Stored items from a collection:

------------------------------------

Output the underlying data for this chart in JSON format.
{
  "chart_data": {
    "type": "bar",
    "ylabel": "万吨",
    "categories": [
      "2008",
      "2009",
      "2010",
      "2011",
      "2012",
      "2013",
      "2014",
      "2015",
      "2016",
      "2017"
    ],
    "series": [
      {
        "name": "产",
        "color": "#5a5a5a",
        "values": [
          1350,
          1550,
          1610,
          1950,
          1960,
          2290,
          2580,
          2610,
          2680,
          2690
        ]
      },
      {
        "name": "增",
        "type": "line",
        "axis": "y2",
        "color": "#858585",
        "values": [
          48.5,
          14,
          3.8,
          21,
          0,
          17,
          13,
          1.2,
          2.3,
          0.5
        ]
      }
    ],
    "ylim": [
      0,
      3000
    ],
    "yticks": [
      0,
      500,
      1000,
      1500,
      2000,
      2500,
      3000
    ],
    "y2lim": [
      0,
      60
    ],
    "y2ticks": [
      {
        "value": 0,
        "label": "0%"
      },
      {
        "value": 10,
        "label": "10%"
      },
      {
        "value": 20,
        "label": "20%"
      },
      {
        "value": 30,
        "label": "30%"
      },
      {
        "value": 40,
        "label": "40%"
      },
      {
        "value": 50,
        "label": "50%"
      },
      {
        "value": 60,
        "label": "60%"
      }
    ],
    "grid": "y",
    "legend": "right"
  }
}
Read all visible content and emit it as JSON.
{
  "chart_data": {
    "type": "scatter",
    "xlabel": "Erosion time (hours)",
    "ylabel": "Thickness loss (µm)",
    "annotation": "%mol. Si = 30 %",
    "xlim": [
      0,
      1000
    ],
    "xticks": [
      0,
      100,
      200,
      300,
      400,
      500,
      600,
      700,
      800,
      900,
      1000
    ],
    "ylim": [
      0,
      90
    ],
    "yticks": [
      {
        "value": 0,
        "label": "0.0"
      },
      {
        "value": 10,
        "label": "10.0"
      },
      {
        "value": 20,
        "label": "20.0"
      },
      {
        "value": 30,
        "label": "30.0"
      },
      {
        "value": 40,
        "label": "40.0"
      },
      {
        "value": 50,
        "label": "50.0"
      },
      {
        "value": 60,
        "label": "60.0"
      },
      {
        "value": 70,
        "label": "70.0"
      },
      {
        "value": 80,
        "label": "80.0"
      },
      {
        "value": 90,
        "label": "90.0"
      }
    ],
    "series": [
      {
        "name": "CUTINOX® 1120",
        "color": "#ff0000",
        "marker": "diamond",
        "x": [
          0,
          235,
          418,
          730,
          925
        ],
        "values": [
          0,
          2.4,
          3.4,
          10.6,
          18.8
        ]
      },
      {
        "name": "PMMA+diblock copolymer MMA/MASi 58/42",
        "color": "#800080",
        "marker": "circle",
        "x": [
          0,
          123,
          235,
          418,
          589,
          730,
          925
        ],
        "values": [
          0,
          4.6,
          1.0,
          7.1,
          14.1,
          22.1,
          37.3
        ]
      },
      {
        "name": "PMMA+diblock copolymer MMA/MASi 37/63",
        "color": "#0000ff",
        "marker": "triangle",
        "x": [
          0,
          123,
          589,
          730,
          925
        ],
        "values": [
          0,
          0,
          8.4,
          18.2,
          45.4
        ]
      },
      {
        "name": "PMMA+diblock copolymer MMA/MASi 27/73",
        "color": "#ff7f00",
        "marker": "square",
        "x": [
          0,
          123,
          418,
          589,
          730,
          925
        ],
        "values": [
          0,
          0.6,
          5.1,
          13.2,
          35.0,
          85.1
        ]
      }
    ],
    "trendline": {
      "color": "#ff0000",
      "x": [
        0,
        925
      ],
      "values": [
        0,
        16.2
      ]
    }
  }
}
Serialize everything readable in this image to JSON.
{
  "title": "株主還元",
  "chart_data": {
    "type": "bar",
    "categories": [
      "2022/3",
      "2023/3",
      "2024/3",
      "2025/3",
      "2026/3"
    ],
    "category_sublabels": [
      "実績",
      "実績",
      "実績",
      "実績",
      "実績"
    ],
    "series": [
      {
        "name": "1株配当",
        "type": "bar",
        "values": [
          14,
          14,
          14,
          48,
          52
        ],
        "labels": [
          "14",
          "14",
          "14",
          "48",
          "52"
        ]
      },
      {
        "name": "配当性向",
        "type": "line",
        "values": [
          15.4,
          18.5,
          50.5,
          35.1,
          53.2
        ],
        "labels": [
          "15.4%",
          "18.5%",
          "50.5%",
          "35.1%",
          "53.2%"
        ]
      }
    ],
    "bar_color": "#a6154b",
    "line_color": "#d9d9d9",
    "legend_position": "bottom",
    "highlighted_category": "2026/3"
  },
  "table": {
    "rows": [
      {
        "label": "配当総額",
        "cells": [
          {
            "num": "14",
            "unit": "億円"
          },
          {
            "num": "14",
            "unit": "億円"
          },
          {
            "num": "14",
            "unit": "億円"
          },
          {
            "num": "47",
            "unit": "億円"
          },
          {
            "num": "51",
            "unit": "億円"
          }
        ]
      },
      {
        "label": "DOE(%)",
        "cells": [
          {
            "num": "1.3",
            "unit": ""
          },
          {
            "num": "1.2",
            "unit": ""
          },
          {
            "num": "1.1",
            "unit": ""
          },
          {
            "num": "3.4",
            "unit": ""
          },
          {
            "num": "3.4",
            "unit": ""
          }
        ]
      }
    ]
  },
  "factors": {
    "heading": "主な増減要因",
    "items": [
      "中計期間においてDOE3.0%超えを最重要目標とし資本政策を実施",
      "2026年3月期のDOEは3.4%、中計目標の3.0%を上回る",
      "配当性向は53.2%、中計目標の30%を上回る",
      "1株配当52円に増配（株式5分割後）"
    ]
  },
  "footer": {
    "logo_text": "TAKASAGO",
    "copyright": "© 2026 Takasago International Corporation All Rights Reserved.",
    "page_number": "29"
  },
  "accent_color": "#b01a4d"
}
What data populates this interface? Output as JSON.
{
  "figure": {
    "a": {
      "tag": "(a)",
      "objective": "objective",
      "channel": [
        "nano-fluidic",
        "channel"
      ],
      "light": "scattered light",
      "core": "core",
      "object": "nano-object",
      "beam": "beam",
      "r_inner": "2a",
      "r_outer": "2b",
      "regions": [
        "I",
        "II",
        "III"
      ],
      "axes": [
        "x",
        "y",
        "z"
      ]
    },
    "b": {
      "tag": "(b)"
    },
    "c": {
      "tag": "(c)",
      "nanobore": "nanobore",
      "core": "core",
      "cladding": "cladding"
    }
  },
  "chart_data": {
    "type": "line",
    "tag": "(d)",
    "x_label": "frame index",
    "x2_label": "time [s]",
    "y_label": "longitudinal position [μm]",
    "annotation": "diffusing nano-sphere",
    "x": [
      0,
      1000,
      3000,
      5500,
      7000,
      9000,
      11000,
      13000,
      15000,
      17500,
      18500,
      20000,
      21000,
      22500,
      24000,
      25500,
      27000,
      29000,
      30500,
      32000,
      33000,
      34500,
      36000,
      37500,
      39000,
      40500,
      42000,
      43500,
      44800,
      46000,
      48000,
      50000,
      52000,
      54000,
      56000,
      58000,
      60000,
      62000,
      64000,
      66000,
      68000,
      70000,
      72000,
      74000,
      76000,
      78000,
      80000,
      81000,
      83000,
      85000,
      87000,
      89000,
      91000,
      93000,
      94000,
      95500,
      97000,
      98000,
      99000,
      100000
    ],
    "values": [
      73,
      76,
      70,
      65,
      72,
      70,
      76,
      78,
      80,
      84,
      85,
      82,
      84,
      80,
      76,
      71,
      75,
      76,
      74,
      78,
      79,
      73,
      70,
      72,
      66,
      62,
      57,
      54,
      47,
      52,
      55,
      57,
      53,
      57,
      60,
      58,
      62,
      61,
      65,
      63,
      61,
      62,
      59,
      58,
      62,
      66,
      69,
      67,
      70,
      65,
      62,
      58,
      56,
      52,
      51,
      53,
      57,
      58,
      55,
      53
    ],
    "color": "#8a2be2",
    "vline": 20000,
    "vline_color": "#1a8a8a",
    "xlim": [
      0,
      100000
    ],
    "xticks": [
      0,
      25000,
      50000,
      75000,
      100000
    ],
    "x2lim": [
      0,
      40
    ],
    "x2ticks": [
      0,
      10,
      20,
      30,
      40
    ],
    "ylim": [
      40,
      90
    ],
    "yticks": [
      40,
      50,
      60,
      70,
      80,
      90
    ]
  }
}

------------------------------------

Task objective:
Determine how many lines in the listing above hold the string "PMMA", then write only the number.

Correct answer:
3